[Work to complete] Omit all images, then return the remaining material exactly as it stands.

####################

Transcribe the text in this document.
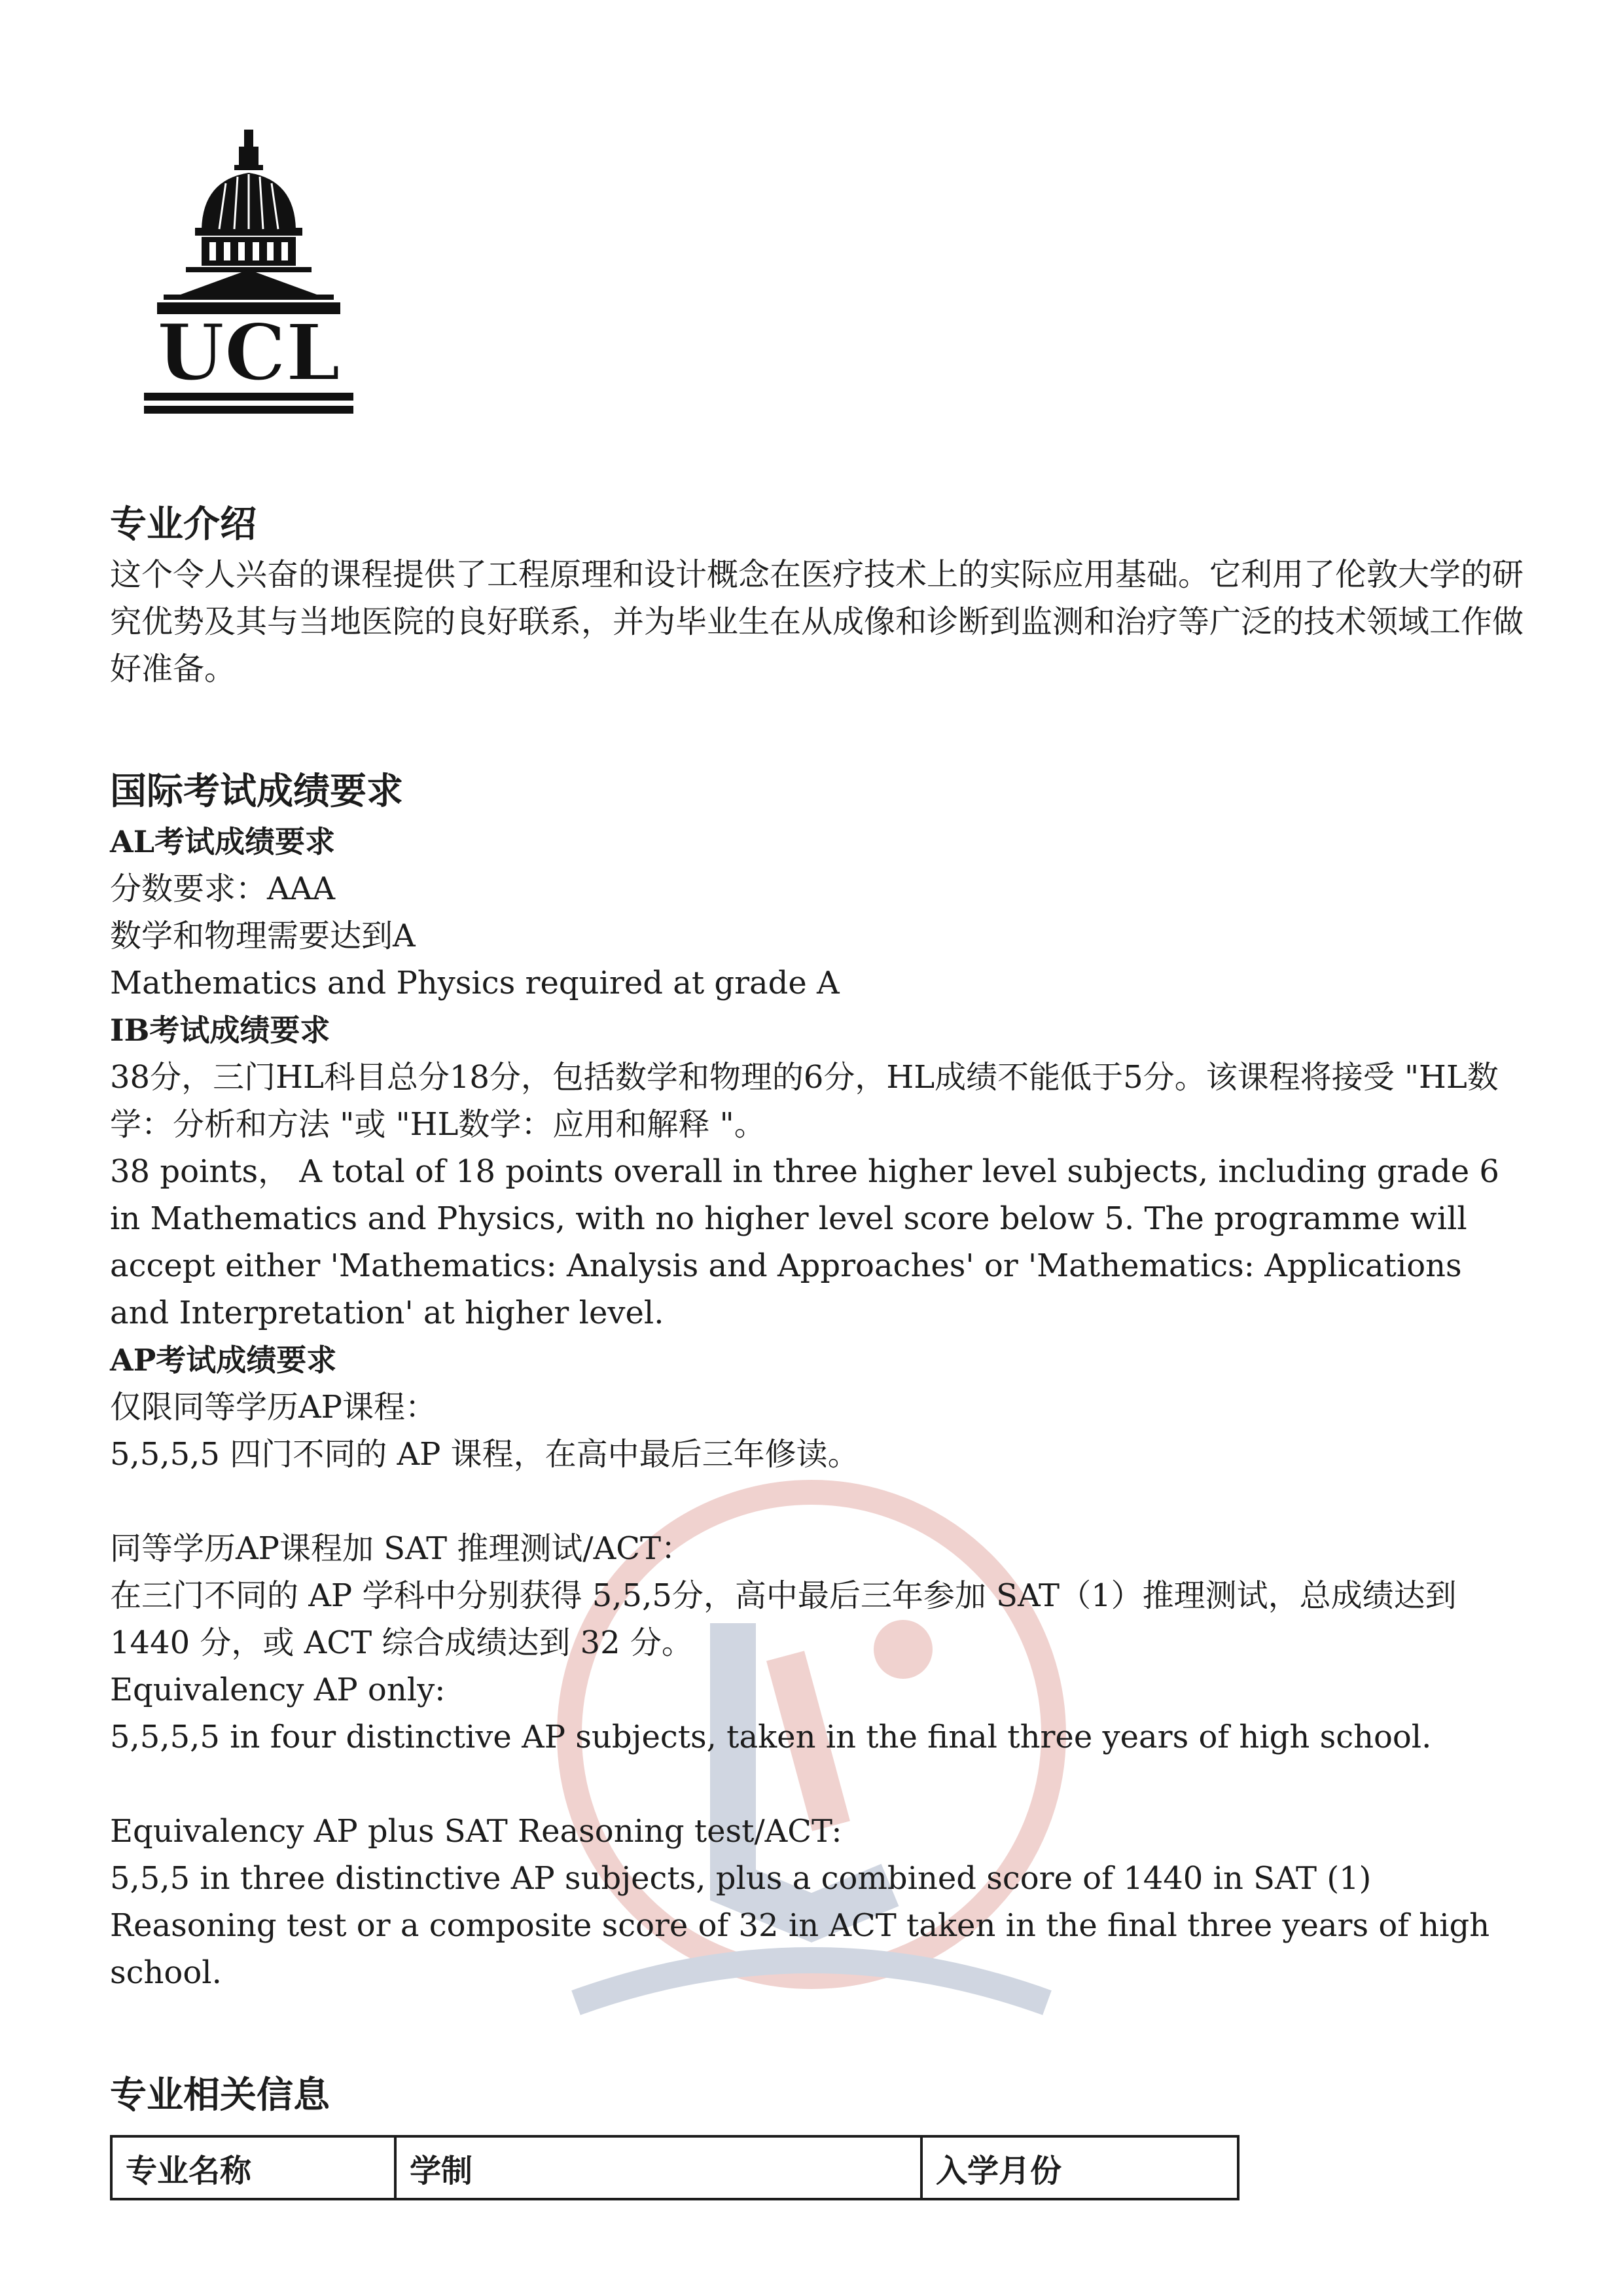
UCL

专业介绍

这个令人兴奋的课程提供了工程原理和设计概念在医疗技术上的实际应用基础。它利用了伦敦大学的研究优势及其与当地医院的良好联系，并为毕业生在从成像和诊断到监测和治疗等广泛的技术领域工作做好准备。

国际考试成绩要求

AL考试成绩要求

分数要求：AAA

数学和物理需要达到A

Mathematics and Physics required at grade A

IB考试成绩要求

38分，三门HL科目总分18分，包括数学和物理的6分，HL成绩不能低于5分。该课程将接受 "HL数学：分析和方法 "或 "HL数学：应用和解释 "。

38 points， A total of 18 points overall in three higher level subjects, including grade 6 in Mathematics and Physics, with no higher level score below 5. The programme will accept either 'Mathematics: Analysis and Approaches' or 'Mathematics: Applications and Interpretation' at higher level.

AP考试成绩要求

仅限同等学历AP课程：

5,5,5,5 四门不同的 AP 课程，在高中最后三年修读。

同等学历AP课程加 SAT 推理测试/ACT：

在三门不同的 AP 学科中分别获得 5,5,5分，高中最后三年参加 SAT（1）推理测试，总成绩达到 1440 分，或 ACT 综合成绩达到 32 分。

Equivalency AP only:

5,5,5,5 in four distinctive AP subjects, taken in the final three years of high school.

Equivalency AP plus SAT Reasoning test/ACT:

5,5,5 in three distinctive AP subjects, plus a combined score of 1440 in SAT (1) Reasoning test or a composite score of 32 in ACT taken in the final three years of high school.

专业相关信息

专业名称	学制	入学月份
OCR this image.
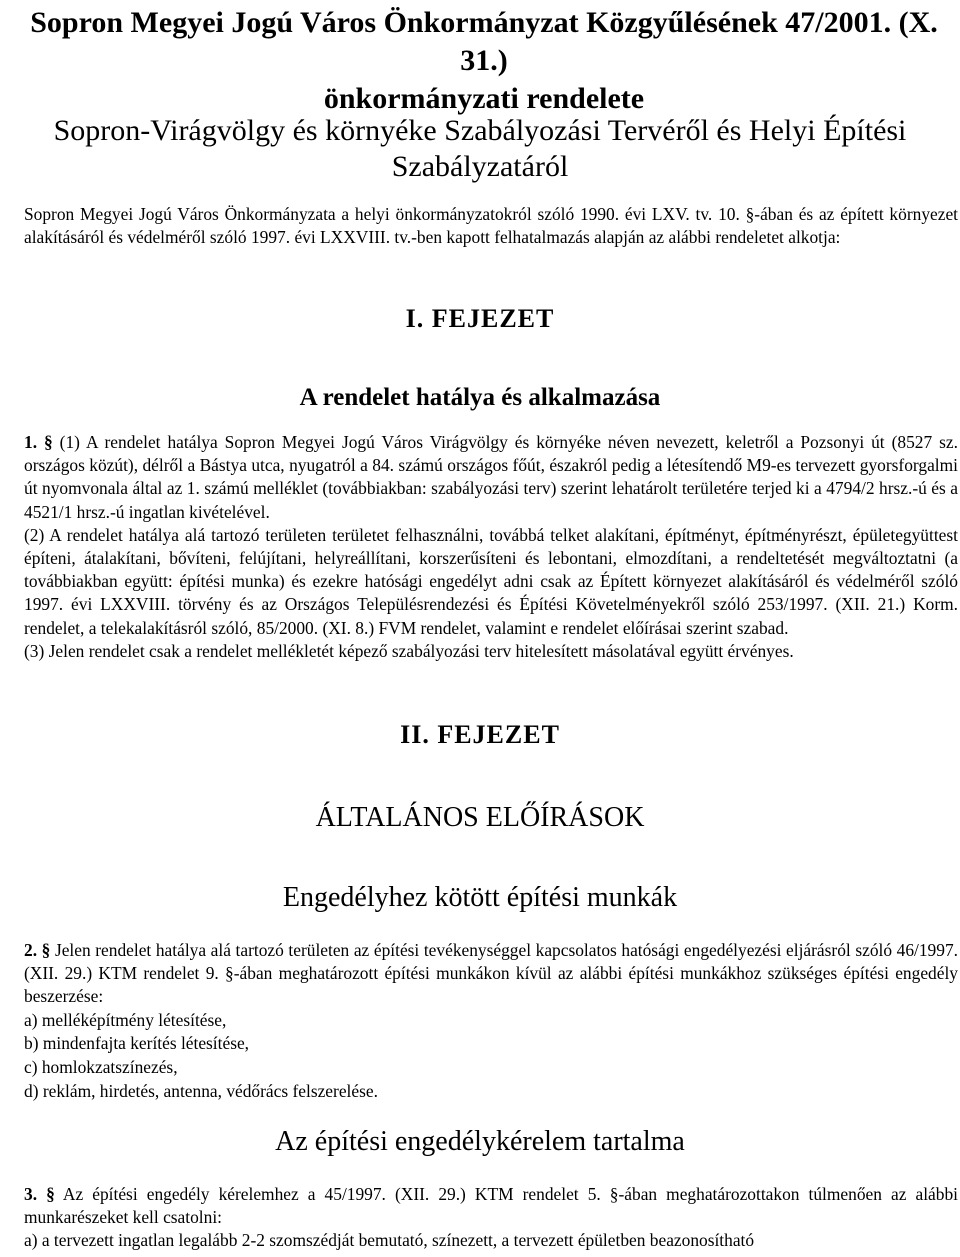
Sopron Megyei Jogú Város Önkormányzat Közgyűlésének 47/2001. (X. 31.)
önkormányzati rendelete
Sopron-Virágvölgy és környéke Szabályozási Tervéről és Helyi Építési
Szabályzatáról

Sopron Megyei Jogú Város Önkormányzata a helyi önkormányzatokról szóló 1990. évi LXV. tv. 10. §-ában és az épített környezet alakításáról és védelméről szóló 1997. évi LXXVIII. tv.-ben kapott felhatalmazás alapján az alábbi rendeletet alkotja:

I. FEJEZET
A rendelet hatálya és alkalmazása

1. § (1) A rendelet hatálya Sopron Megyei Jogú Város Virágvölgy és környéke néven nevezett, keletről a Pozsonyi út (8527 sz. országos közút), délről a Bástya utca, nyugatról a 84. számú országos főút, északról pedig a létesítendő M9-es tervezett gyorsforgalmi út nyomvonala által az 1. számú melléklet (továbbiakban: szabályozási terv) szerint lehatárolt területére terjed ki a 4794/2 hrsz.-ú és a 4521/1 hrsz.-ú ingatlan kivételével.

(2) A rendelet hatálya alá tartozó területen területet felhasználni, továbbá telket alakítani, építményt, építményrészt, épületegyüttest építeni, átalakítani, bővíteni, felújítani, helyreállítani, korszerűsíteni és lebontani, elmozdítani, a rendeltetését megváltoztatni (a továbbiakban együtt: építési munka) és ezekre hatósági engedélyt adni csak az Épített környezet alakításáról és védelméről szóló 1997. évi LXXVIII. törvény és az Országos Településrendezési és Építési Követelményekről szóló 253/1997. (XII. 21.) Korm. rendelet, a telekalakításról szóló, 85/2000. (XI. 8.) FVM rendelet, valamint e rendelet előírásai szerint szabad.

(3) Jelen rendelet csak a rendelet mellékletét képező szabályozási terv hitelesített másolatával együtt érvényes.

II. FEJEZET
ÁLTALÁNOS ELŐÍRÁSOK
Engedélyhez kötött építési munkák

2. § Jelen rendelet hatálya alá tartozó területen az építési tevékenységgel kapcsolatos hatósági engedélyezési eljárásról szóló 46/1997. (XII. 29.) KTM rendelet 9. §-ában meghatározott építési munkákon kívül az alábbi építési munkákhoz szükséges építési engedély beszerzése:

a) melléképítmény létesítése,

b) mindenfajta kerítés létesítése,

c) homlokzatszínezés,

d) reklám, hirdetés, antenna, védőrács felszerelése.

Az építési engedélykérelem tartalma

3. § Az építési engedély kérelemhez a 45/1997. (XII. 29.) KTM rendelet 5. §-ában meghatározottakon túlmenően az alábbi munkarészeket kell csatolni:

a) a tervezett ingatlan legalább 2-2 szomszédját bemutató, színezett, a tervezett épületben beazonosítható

####################

[Worked answer]
Transcribe the text in this document.
UCL

专业介绍

这个令人兴奋的课程提供了工程原理和设计概念在医疗技术上的实际应用基础。它利用了伦敦大学的研究优势及其与当地医院的良好联系，并为毕业生在从成像和诊断到监测和治疗等广泛的技术领域工作做好准备。

国际考试成绩要求

AL考试成绩要求

分数要求：AAA

数学和物理需要达到A

Mathematics and Physics required at grade A

IB考试成绩要求

38分，三门HL科目总分18分，包括数学和物理的6分，HL成绩不能低于5分。该课程将接受 "HL数学：分析和方法 "或 "HL数学：应用和解释 "。

38 points， A total of 18 points overall in three higher level subjects, including grade 6 in Mathematics and Physics, with no higher level score below 5. The programme will accept either 'Mathematics: Analysis and Approaches' or 'Mathematics: Applications and Interpretation' at higher level.

AP考试成绩要求

仅限同等学历AP课程：

5,5,5,5 四门不同的 AP 课程，在高中最后三年修读。

同等学历AP课程加 SAT 推理测试/ACT：

在三门不同的 AP 学科中分别获得 5,5,5分，高中最后三年参加 SAT（1）推理测试，总成绩达到 1440 分，或 ACT 综合成绩达到 32 分。

Equivalency AP only:

5,5,5,5 in four distinctive AP subjects, taken in the final three years of high school.

Equivalency AP plus SAT Reasoning test/ACT:

5,5,5 in three distinctive AP subjects, plus a combined score of 1440 in SAT (1) Reasoning test or a composite score of 32 in ACT taken in the final three years of high school.

专业相关信息

专业名称	学制	入学月份
OCR this image.
Sopron Megyei Jogú Város Önkormányzat Közgyűlésének 47/2001. (X. 31.)
önkormányzati rendelete
Sopron-Virágvölgy és környéke Szabályozási Tervéről és Helyi Építési
Szabályzatáról

Sopron Megyei Jogú Város Önkormányzata a helyi önkormányzatokról szóló 1990. évi LXV. tv. 10. §-ában és az épített környezet alakításáról és védelméről szóló 1997. évi LXXVIII. tv.-ben kapott felhatalmazás alapján az alábbi rendeletet alkotja:

I. FEJEZET
A rendelet hatálya és alkalmazása

1. § (1) A rendelet hatálya Sopron Megyei Jogú Város Virágvölgy és környéke néven nevezett, keletről a Pozsonyi út (8527 sz. országos közút), délről a Bástya utca, nyugatról a 84. számú országos főút, északról pedig a létesítendő M9-es tervezett gyorsforgalmi út nyomvonala által az 1. számú melléklet (továbbiakban: szabályozási terv) szerint lehatárolt területére terjed ki a 4794/2 hrsz.-ú és a 4521/1 hrsz.-ú ingatlan kivételével.

(2) A rendelet hatálya alá tartozó területen területet felhasználni, továbbá telket alakítani, építményt, építményrészt, épületegyüttest építeni, átalakítani, bővíteni, felújítani, helyreállítani, korszerűsíteni és lebontani, elmozdítani, a rendeltetését megváltoztatni (a továbbiakban együtt: építési munka) és ezekre hatósági engedélyt adni csak az Épített környezet alakításáról és védelméről szóló 1997. évi LXXVIII. törvény és az Országos Településrendezési és Építési Követelményekről szóló 253/1997. (XII. 21.) Korm. rendelet, a telekalakításról szóló, 85/2000. (XI. 8.) FVM rendelet, valamint e rendelet előírásai szerint szabad.

(3) Jelen rendelet csak a rendelet mellékletét képező szabályozási terv hitelesített másolatával együtt érvényes.

II. FEJEZET
ÁLTALÁNOS ELŐÍRÁSOK
Engedélyhez kötött építési munkák

2. § Jelen rendelet hatálya alá tartozó területen az építési tevékenységgel kapcsolatos hatósági engedélyezési eljárásról szóló 46/1997. (XII. 29.) KTM rendelet 9. §-ában meghatározott építési munkákon kívül az alábbi építési munkákhoz szükséges építési engedély beszerzése:

a) melléképítmény létesítése,

b) mindenfajta kerítés létesítése,

c) homlokzatszínezés,

d) reklám, hirdetés, antenna, védőrács felszerelése.

Az építési engedélykérelem tartalma

3. § Az építési engedély kérelemhez a 45/1997. (XII. 29.) KTM rendelet 5. §-ában meghatározottakon túlmenően az alábbi munkarészeket kell csatolni:

a) a tervezett ingatlan legalább 2-2 szomszédját bemutató, színezett, a tervezett épületben beazonosítható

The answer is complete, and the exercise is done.